- _To do_
Write out each line in which the string "caption" is present.

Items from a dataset
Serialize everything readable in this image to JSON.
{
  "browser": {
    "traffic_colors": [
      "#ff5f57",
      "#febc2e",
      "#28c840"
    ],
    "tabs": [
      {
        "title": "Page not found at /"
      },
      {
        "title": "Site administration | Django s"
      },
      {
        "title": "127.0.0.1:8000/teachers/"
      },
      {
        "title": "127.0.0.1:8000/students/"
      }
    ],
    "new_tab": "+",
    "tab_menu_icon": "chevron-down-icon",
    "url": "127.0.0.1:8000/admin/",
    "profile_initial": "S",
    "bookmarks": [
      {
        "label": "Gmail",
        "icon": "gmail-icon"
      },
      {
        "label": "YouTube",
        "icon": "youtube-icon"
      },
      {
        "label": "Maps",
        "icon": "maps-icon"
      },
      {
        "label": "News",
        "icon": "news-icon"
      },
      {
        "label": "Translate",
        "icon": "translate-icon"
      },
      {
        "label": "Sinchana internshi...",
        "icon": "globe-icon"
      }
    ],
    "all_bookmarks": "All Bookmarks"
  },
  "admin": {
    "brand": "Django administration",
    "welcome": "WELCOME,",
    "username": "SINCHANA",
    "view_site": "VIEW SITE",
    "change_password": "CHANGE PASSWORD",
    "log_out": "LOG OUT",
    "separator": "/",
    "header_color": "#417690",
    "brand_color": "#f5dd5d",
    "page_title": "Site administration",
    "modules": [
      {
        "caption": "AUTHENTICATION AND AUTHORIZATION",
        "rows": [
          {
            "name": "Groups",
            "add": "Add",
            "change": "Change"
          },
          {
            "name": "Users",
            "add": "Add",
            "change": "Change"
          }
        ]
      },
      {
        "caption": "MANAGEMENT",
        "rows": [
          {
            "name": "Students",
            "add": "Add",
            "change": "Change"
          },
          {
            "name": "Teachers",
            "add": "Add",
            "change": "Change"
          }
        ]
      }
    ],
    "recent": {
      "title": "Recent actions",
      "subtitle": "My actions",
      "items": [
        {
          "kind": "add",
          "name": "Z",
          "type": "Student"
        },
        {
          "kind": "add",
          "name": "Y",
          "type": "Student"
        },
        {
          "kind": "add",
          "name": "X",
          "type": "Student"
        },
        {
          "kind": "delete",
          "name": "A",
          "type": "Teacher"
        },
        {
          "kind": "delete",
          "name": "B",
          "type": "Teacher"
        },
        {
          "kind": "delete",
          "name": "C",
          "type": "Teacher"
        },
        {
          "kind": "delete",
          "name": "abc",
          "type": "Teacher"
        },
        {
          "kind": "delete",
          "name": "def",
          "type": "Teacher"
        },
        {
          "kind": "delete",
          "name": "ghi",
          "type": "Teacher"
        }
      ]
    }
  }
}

- _Full output_
        "caption": "AUTHENTICATION AND AUTHORIZATION",
        "caption": "MANAGEMENT",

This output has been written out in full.